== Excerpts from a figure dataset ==
══════

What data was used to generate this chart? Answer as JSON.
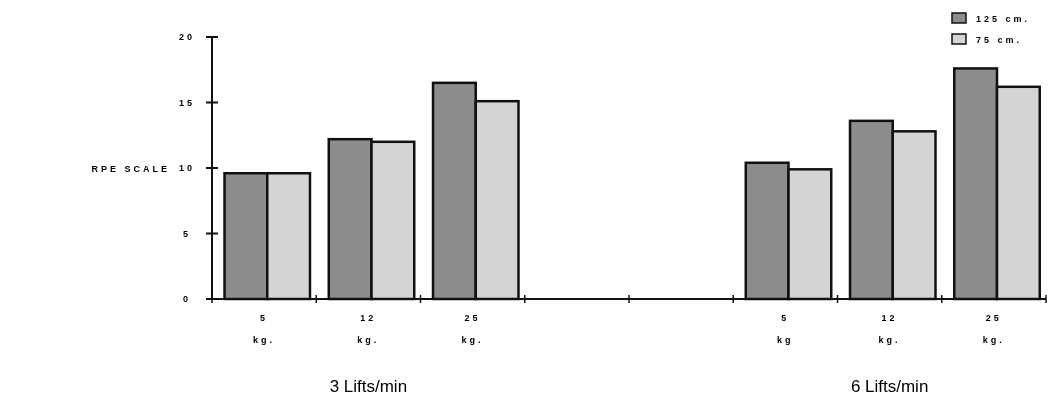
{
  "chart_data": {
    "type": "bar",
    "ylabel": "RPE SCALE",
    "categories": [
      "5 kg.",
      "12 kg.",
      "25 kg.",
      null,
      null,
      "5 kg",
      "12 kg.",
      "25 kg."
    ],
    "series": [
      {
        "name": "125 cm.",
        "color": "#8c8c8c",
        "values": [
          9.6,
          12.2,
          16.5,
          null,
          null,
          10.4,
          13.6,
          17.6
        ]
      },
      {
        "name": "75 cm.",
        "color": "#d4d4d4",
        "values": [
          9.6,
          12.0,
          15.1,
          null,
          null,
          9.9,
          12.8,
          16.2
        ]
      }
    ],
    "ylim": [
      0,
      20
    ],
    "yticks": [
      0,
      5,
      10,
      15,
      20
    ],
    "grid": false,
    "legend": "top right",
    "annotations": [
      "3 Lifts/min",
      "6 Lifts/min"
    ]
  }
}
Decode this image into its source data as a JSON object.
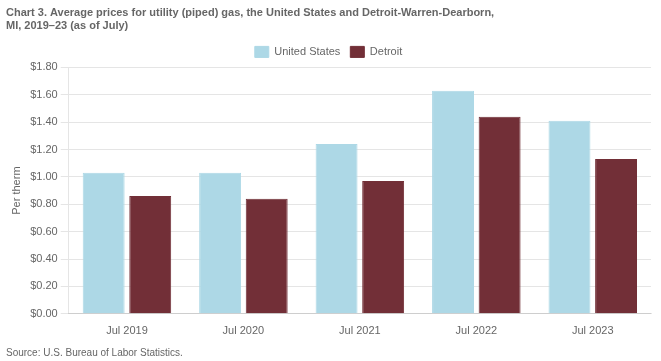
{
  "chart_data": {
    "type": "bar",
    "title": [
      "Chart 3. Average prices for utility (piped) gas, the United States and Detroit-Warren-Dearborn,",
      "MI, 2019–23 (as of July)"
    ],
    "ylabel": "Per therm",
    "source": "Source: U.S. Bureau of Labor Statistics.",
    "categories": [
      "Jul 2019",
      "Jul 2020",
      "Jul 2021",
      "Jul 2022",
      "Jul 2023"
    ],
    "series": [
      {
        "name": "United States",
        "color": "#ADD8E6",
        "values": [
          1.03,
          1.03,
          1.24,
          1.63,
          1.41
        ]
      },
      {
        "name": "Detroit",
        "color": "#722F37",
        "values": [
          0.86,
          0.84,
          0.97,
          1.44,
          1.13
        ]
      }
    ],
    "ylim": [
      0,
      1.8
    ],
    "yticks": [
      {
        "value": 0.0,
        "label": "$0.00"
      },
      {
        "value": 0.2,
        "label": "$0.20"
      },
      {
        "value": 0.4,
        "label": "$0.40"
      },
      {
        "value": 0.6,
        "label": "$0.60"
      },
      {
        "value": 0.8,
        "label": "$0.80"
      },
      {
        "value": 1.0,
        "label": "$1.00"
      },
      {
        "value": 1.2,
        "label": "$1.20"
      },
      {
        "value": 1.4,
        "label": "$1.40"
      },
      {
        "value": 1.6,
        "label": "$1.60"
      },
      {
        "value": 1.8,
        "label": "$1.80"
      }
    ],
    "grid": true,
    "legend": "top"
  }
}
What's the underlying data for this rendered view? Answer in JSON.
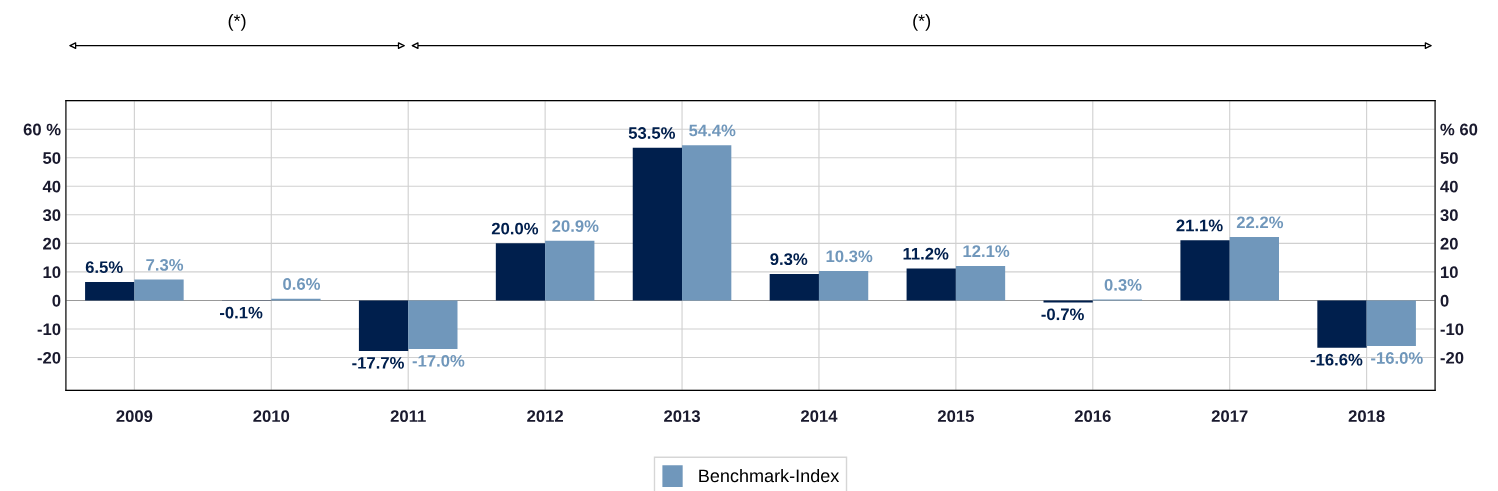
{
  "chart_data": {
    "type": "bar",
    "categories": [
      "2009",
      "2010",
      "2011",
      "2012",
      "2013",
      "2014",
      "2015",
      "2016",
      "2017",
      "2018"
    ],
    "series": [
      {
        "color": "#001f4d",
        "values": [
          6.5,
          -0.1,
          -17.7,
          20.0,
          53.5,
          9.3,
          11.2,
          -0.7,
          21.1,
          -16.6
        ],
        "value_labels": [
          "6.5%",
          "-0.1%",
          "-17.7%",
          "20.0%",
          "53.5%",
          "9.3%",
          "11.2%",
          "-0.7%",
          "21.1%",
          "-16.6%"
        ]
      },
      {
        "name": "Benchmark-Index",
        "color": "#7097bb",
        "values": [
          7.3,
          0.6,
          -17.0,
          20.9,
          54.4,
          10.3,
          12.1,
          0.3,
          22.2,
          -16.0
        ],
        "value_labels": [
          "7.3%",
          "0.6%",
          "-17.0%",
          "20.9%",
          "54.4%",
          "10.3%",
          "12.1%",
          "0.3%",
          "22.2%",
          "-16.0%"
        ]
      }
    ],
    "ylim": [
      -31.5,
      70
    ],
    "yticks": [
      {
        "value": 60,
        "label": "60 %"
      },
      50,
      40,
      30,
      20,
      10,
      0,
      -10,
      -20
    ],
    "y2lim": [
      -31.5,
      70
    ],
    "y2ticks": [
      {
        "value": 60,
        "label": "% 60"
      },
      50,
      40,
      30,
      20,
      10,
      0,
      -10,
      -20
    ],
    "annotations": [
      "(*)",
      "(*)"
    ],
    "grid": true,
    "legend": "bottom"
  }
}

══════

== Required work ==
Set out every line from the material that contains the string "United".

== Solution ==
      "Chart 3. Average prices for utility (piped) gas, the United States and Detroit-Warren-Dearborn,",
        "name": "United States",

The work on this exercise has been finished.